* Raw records

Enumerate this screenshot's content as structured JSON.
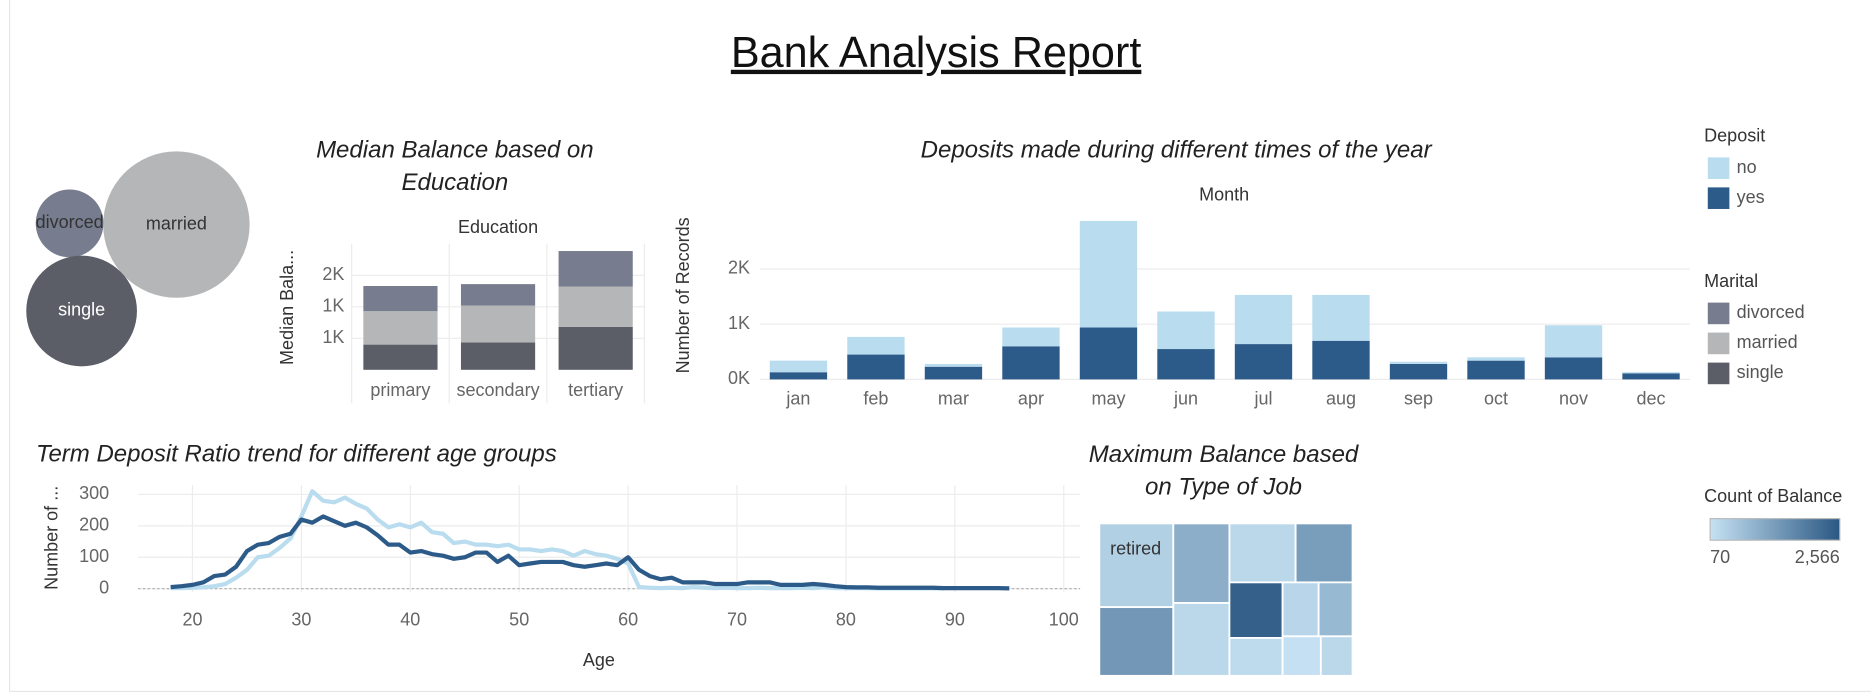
{
  "title": "Bank Analysis Report",
  "chart_data": [
    {
      "type": "bubble",
      "categories": [
        "divorced",
        "married",
        "single"
      ],
      "values": [
        600,
        2800,
        1600
      ],
      "colors": [
        "#777d8e",
        "#b4b6b8",
        "#5b5e66"
      ]
    },
    {
      "type": "bar",
      "stacked": true,
      "title": "Median Balance based on Education",
      "header": "Education",
      "ylabel": "Median Bala...",
      "categories": [
        "primary",
        "secondary",
        "tertiary"
      ],
      "series": [
        {
          "name": "divorced",
          "color": "#777d8e",
          "values": [
            400,
            340,
            565
          ]
        },
        {
          "name": "married",
          "color": "#b4b6b8",
          "values": [
            530,
            585,
            640
          ]
        },
        {
          "name": "single",
          "color": "#5b5e66",
          "values": [
            400,
            435,
            680
          ]
        }
      ],
      "legend_title": "Marital",
      "ylim": [
        0,
        2000
      ],
      "yticks": [
        {
          "value": 500,
          "label": "1K"
        },
        {
          "value": 1000,
          "label": "1K"
        },
        {
          "value": 1500,
          "label": "2K"
        }
      ],
      "grid": true
    },
    {
      "type": "bar",
      "stacked": true,
      "title": "Deposits made during different times of the year",
      "header": "Month",
      "ylabel": "Number of Records",
      "categories": [
        "jan",
        "feb",
        "mar",
        "apr",
        "may",
        "jun",
        "jul",
        "aug",
        "sep",
        "oct",
        "nov",
        "dec"
      ],
      "series": [
        {
          "name": "no",
          "color": "#b9dcef",
          "values": [
            210,
            320,
            50,
            340,
            1930,
            680,
            890,
            830,
            40,
            60,
            580,
            20
          ]
        },
        {
          "name": "yes",
          "color": "#2d5b89",
          "values": [
            130,
            450,
            230,
            600,
            940,
            550,
            640,
            700,
            280,
            340,
            400,
            110
          ]
        }
      ],
      "legend_title": "Deposit",
      "ylim": [
        0,
        3000
      ],
      "yticks": [
        {
          "value": 0,
          "label": "0K"
        },
        {
          "value": 1000,
          "label": "1K"
        },
        {
          "value": 2000,
          "label": "2K"
        }
      ],
      "grid": true
    },
    {
      "type": "line",
      "title": "Term Deposit Ratio trend for different age groups",
      "xlabel": "Age",
      "ylabel": "Number of ...",
      "x": [
        18,
        19,
        20,
        21,
        22,
        23,
        24,
        25,
        26,
        27,
        28,
        29,
        30,
        31,
        32,
        33,
        34,
        35,
        36,
        37,
        38,
        39,
        40,
        41,
        42,
        43,
        44,
        45,
        46,
        47,
        48,
        49,
        50,
        51,
        52,
        53,
        54,
        55,
        56,
        57,
        58,
        59,
        60,
        61,
        62,
        63,
        64,
        65,
        66,
        67,
        68,
        69,
        70,
        71,
        72,
        73,
        74,
        75,
        76,
        77,
        78,
        79,
        80,
        81,
        82,
        83,
        84,
        85,
        86,
        87,
        88,
        89,
        90,
        91,
        92,
        93,
        94,
        95
      ],
      "series": [
        {
          "color": "#b9dcef",
          "values": [
            2,
            2,
            3,
            4,
            8,
            15,
            35,
            60,
            100,
            105,
            130,
            160,
            230,
            310,
            280,
            275,
            290,
            270,
            255,
            220,
            195,
            205,
            195,
            210,
            180,
            175,
            145,
            150,
            140,
            140,
            135,
            140,
            125,
            125,
            120,
            125,
            120,
            105,
            120,
            110,
            105,
            95,
            80,
            5,
            3,
            2,
            3,
            2,
            5,
            3,
            2,
            3,
            2,
            2,
            3,
            2,
            2,
            2,
            3,
            2,
            4,
            2,
            2,
            2,
            2,
            1,
            1,
            1,
            1,
            1,
            1,
            1,
            null,
            null,
            null,
            null,
            null,
            null
          ]
        },
        {
          "color": "#2d5b89",
          "values": [
            5,
            8,
            12,
            20,
            40,
            45,
            70,
            120,
            140,
            145,
            165,
            175,
            220,
            210,
            230,
            215,
            200,
            210,
            195,
            170,
            140,
            140,
            115,
            120,
            110,
            105,
            95,
            100,
            115,
            115,
            85,
            105,
            75,
            80,
            85,
            85,
            85,
            75,
            70,
            75,
            80,
            75,
            100,
            60,
            40,
            30,
            35,
            20,
            20,
            20,
            15,
            15,
            15,
            20,
            20,
            20,
            12,
            12,
            12,
            15,
            12,
            8,
            5,
            4,
            4,
            3,
            3,
            3,
            3,
            3,
            3,
            2,
            2,
            2,
            2,
            2,
            2,
            1
          ]
        }
      ],
      "xlim": [
        15,
        101.5
      ],
      "xticks": [
        20,
        30,
        40,
        50,
        60,
        70,
        80,
        90,
        100
      ],
      "ylim": [
        -10,
        330
      ],
      "yticks": [
        0,
        100,
        200,
        300
      ],
      "grid": true
    },
    {
      "type": "treemap",
      "title": "Maximum Balance based on Type of Job",
      "categories": [
        "retired",
        null,
        null,
        null,
        null,
        null,
        null,
        null,
        null,
        null,
        null,
        null
      ],
      "values": [
        43000,
        35300,
        31000,
        28400,
        27100,
        23300,
        20500,
        14000,
        13500,
        12700,
        10500,
        8700
      ],
      "color_values": [
        400,
        1400,
        1000,
        250,
        250,
        1300,
        2400,
        200,
        300,
        800,
        100,
        250
      ],
      "color_legend_title": "Count of Balance",
      "color_range": [
        {
          "value": 70,
          "label": "70"
        },
        {
          "value": 2566,
          "label": "2,566"
        }
      ],
      "color_scale": [
        "#c6e2f3",
        "#2a5783"
      ]
    }
  ]
}
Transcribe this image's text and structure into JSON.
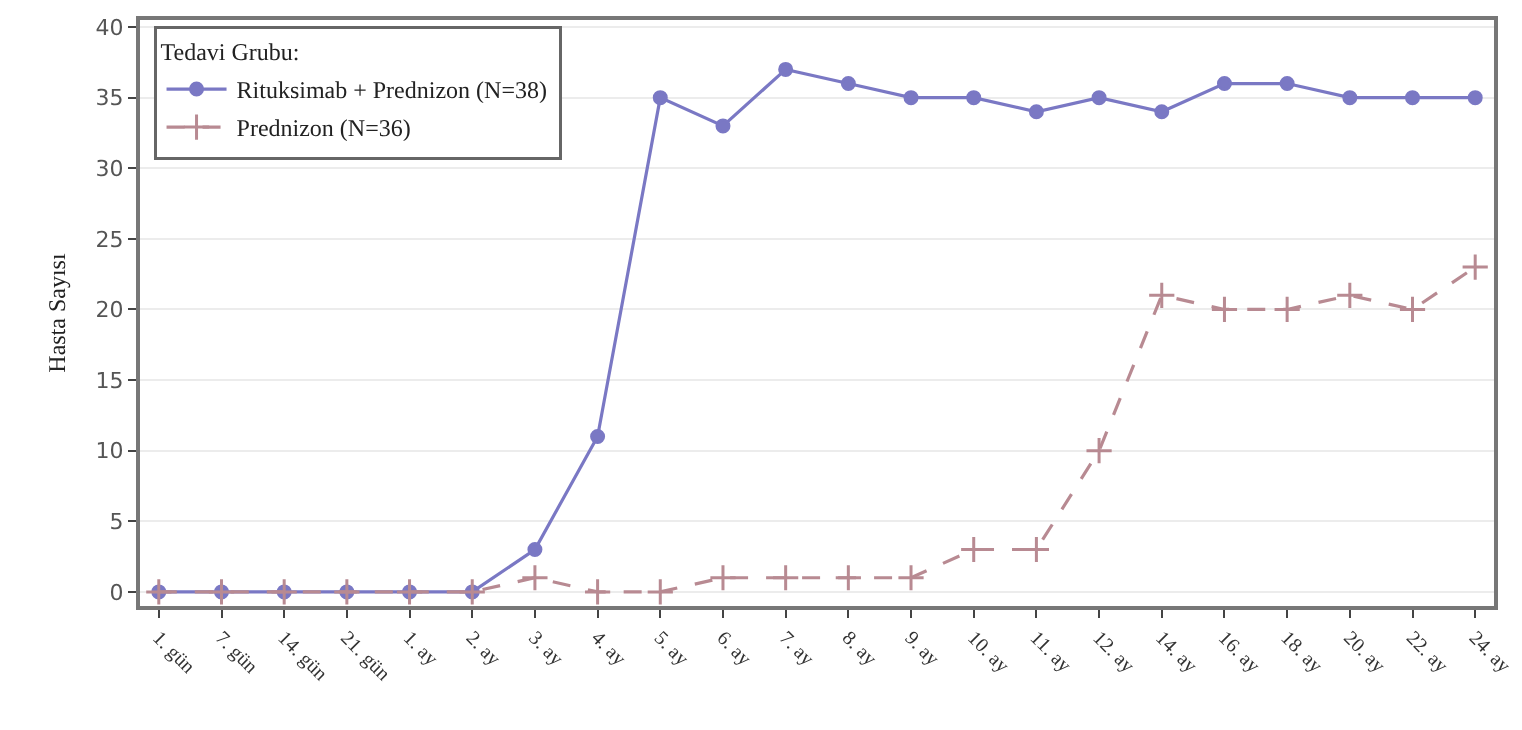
{
  "chart_data": {
    "type": "line",
    "ylabel": "Hasta Sayısı",
    "legend_title": "Tedavi Grubu:",
    "legend": "top left",
    "categories": [
      "1. gün",
      "7. gün",
      "14. gün",
      "21. gün",
      "1. ay",
      "2. ay",
      "3. ay",
      "4. ay",
      "5. ay",
      "6. ay",
      "7. ay",
      "8. ay",
      "9. ay",
      "10. ay",
      "11. ay",
      "12. ay",
      "14. ay",
      "16. ay",
      "18. ay",
      "20. ay",
      "22. ay",
      "24. ay"
    ],
    "series": [
      {
        "name": "Rituksimab + Prednizon (N=38)",
        "color": "#7a78c4",
        "marker": "circle",
        "line_style": "solid",
        "values": [
          0,
          0,
          0,
          0,
          0,
          0,
          3,
          11,
          35,
          33,
          37,
          36,
          35,
          35,
          34,
          35,
          34,
          36,
          36,
          35,
          35,
          35
        ]
      },
      {
        "name": "Prednizon (N=36)",
        "color": "#b88a92",
        "marker": "cross",
        "line_style": "dashed",
        "values": [
          0,
          0,
          0,
          0,
          0,
          0,
          1,
          0,
          0,
          1,
          1,
          1,
          1,
          3,
          3,
          10,
          21,
          20,
          20,
          21,
          20,
          23
        ]
      }
    ],
    "ylim": [
      -1,
      40.5
    ],
    "yticks": [
      0,
      5,
      10,
      15,
      20,
      25,
      30,
      35,
      40
    ],
    "grid": "y"
  }
}
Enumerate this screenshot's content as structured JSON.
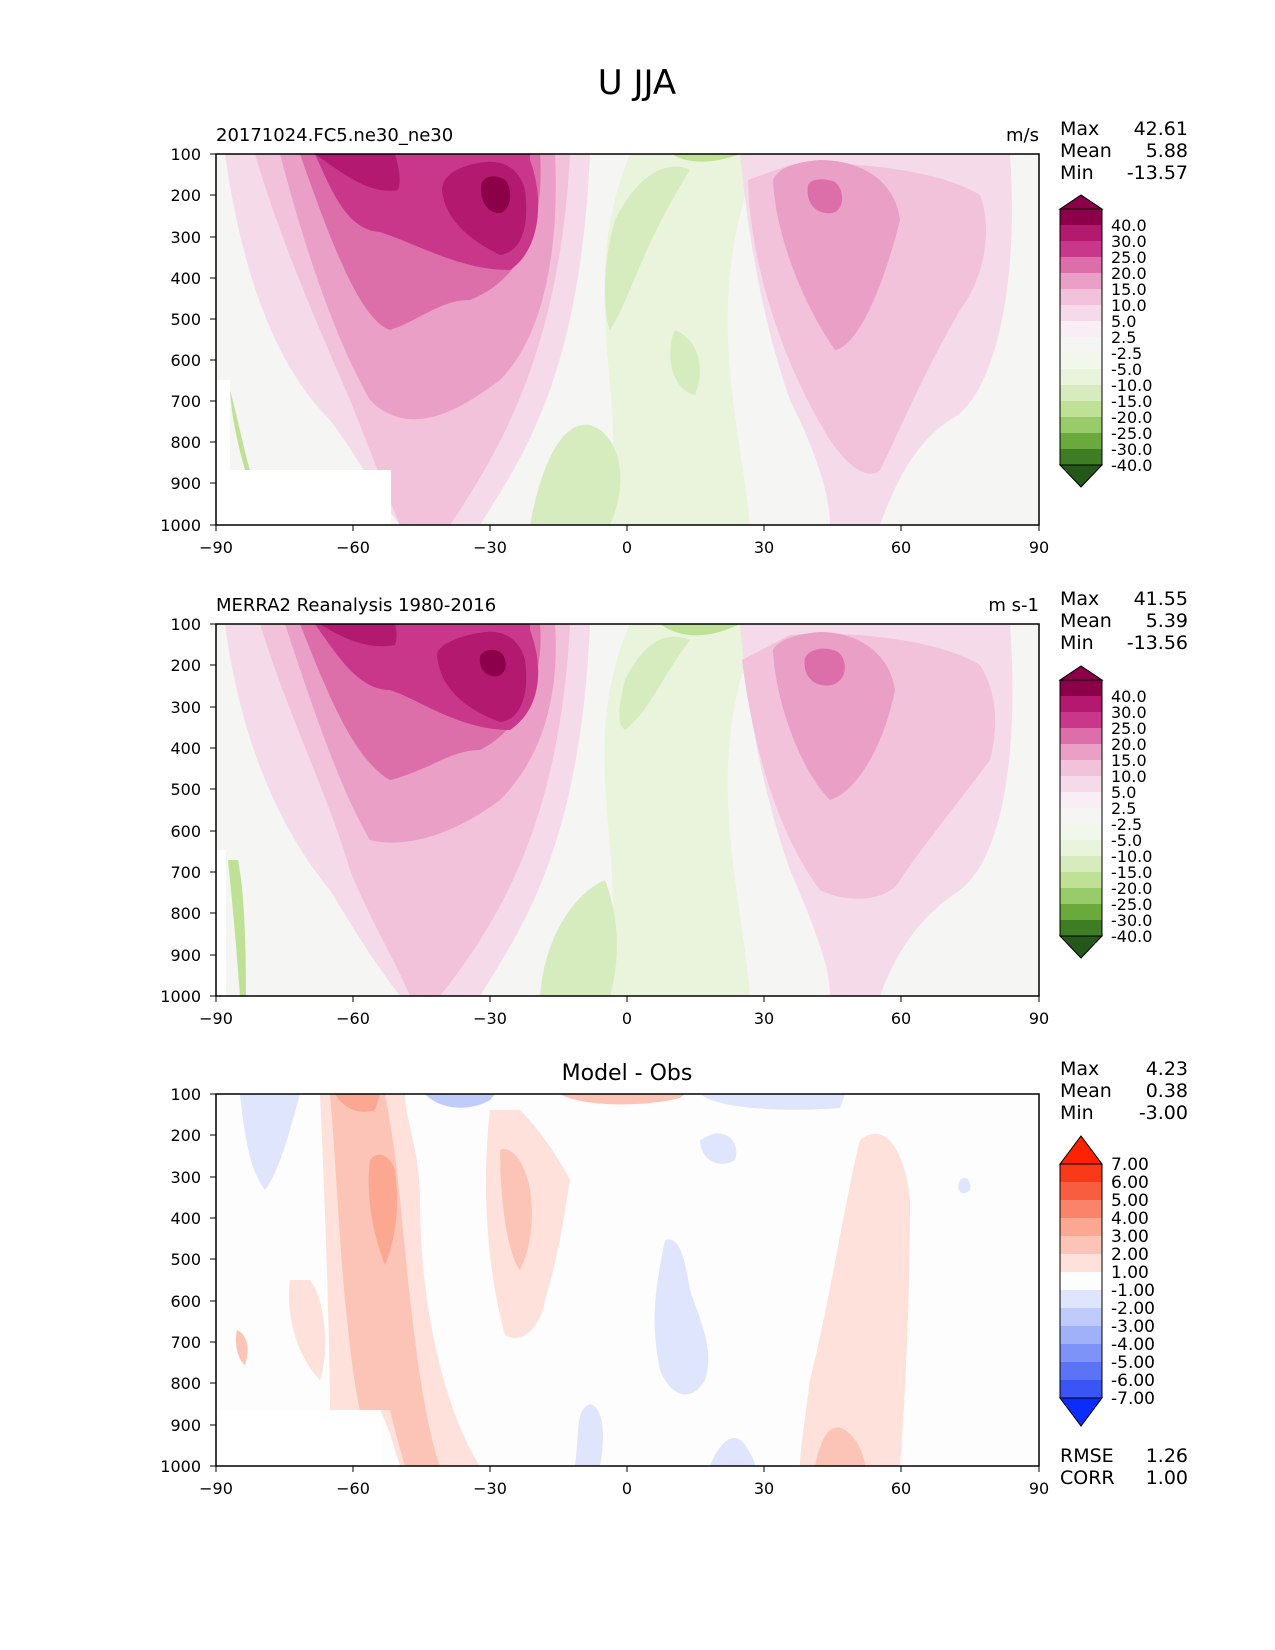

* PROBLEM STATEMENT
Retype all the records shown above, character for character. Omit every picture.

* SOLUTION TO THIS TASK
Enumerate this screenshot's content as structured JSON.
{
  "title": "Bank Analysis Report",
  "chart_data": [
    {
      "type": "bubble",
      "categories": [
        "divorced",
        "married",
        "single"
      ],
      "values": [
        600,
        2800,
        1600
      ],
      "colors": [
        "#777d8e",
        "#b4b6b8",
        "#5b5e66"
      ]
    },
    {
      "type": "bar",
      "stacked": true,
      "title": "Median Balance based on Education",
      "header": "Education",
      "ylabel": "Median Bala...",
      "categories": [
        "primary",
        "secondary",
        "tertiary"
      ],
      "series": [
        {
          "name": "divorced",
          "color": "#777d8e",
          "values": [
            400,
            340,
            565
          ]
        },
        {
          "name": "married",
          "color": "#b4b6b8",
          "values": [
            530,
            585,
            640
          ]
        },
        {
          "name": "single",
          "color": "#5b5e66",
          "values": [
            400,
            435,
            680
          ]
        }
      ],
      "legend_title": "Marital",
      "ylim": [
        0,
        2000
      ],
      "yticks": [
        {
          "value": 500,
          "label": "1K"
        },
        {
          "value": 1000,
          "label": "1K"
        },
        {
          "value": 1500,
          "label": "2K"
        }
      ],
      "grid": true
    },
    {
      "type": "bar",
      "stacked": true,
      "title": "Deposits made during different times of the year",
      "header": "Month",
      "ylabel": "Number of Records",
      "categories": [
        "jan",
        "feb",
        "mar",
        "apr",
        "may",
        "jun",
        "jul",
        "aug",
        "sep",
        "oct",
        "nov",
        "dec"
      ],
      "series": [
        {
          "name": "no",
          "color": "#b9dcef",
          "values": [
            210,
            320,
            50,
            340,
            1930,
            680,
            890,
            830,
            40,
            60,
            580,
            20
          ]
        },
        {
          "name": "yes",
          "color": "#2d5b89",
          "values": [
            130,
            450,
            230,
            600,
            940,
            550,
            640,
            700,
            280,
            340,
            400,
            110
          ]
        }
      ],
      "legend_title": "Deposit",
      "ylim": [
        0,
        3000
      ],
      "yticks": [
        {
          "value": 0,
          "label": "0K"
        },
        {
          "value": 1000,
          "label": "1K"
        },
        {
          "value": 2000,
          "label": "2K"
        }
      ],
      "grid": true
    },
    {
      "type": "line",
      "title": "Term Deposit Ratio trend for different age groups",
      "xlabel": "Age",
      "ylabel": "Number of ...",
      "x": [
        18,
        19,
        20,
        21,
        22,
        23,
        24,
        25,
        26,
        27,
        28,
        29,
        30,
        31,
        32,
        33,
        34,
        35,
        36,
        37,
        38,
        39,
        40,
        41,
        42,
        43,
        44,
        45,
        46,
        47,
        48,
        49,
        50,
        51,
        52,
        53,
        54,
        55,
        56,
        57,
        58,
        59,
        60,
        61,
        62,
        63,
        64,
        65,
        66,
        67,
        68,
        69,
        70,
        71,
        72,
        73,
        74,
        75,
        76,
        77,
        78,
        79,
        80,
        81,
        82,
        83,
        84,
        85,
        86,
        87,
        88,
        89,
        90,
        91,
        92,
        93,
        94,
        95
      ],
      "series": [
        {
          "color": "#b9dcef",
          "values": [
            2,
            2,
            3,
            4,
            8,
            15,
            35,
            60,
            100,
            105,
            130,
            160,
            230,
            310,
            280,
            275,
            290,
            270,
            255,
            220,
            195,
            205,
            195,
            210,
            180,
            175,
            145,
            150,
            140,
            140,
            135,
            140,
            125,
            125,
            120,
            125,
            120,
            105,
            120,
            110,
            105,
            95,
            80,
            5,
            3,
            2,
            3,
            2,
            5,
            3,
            2,
            3,
            2,
            2,
            3,
            2,
            2,
            2,
            3,
            2,
            4,
            2,
            2,
            2,
            2,
            1,
            1,
            1,
            1,
            1,
            1,
            1,
            null,
            null,
            null,
            null,
            null,
            null
          ]
        },
        {
          "color": "#2d5b89",
          "values": [
            5,
            8,
            12,
            20,
            40,
            45,
            70,
            120,
            140,
            145,
            165,
            175,
            220,
            210,
            230,
            215,
            200,
            210,
            195,
            170,
            140,
            140,
            115,
            120,
            110,
            105,
            95,
            100,
            115,
            115,
            85,
            105,
            75,
            80,
            85,
            85,
            85,
            75,
            70,
            75,
            80,
            75,
            100,
            60,
            40,
            30,
            35,
            20,
            20,
            20,
            15,
            15,
            15,
            20,
            20,
            20,
            12,
            12,
            12,
            15,
            12,
            8,
            5,
            4,
            4,
            3,
            3,
            3,
            3,
            3,
            3,
            2,
            2,
            2,
            2,
            2,
            2,
            1
          ]
        }
      ],
      "xlim": [
        15,
        101.5
      ],
      "xticks": [
        20,
        30,
        40,
        50,
        60,
        70,
        80,
        90,
        100
      ],
      "ylim": [
        -10,
        330
      ],
      "yticks": [
        0,
        100,
        200,
        300
      ],
      "grid": true
    },
    {
      "type": "treemap",
      "title": "Maximum Balance based on Type of Job",
      "categories": [
        "retired",
        null,
        null,
        null,
        null,
        null,
        null,
        null,
        null,
        null,
        null,
        null
      ],
      "values": [
        43000,
        35300,
        31000,
        28400,
        27100,
        23300,
        20500,
        14000,
        13500,
        12700,
        10500,
        8700
      ],
      "color_values": [
        400,
        1400,
        1000,
        250,
        250,
        1300,
        2400,
        200,
        300,
        800,
        100,
        250
      ],
      "color_legend_title": "Count of Balance",
      "color_range": [
        {
          "value": 70,
          "label": "70"
        },
        {
          "value": 2566,
          "label": "2,566"
        }
      ],
      "color_scale": [
        "#c6e2f3",
        "#2a5783"
      ]
    }
  ]
}
Transcribe this image's text and structure into JSON.
{
  "chart_data": {
    "type": "line",
    "ylabel": "Hasta Sayısı",
    "legend_title": "Tedavi Grubu:",
    "legend": "top left",
    "categories": [
      "1. gün",
      "7. gün",
      "14. gün",
      "21. gün",
      "1. ay",
      "2. ay",
      "3. ay",
      "4. ay",
      "5. ay",
      "6. ay",
      "7. ay",
      "8. ay",
      "9. ay",
      "10. ay",
      "11. ay",
      "12. ay",
      "14. ay",
      "16. ay",
      "18. ay",
      "20. ay",
      "22. ay",
      "24. ay"
    ],
    "series": [
      {
        "name": "Rituksimab + Prednizon (N=38)",
        "color": "#7a78c4",
        "marker": "circle",
        "line_style": "solid",
        "values": [
          0,
          0,
          0,
          0,
          0,
          0,
          3,
          11,
          35,
          33,
          37,
          36,
          35,
          35,
          34,
          35,
          34,
          36,
          36,
          35,
          35,
          35
        ]
      },
      {
        "name": "Prednizon (N=36)",
        "color": "#b88a92",
        "marker": "cross",
        "line_style": "dashed",
        "values": [
          0,
          0,
          0,
          0,
          0,
          0,
          1,
          0,
          0,
          1,
          1,
          1,
          1,
          3,
          3,
          10,
          21,
          20,
          20,
          21,
          20,
          23
        ]
      }
    ],
    "ylim": [
      -1,
      40.5
    ],
    "yticks": [
      0,
      5,
      10,
      15,
      20,
      25,
      30,
      35,
      40
    ],
    "grid": "y"
  }
}
Enumerate this screenshot's content as structured JSON.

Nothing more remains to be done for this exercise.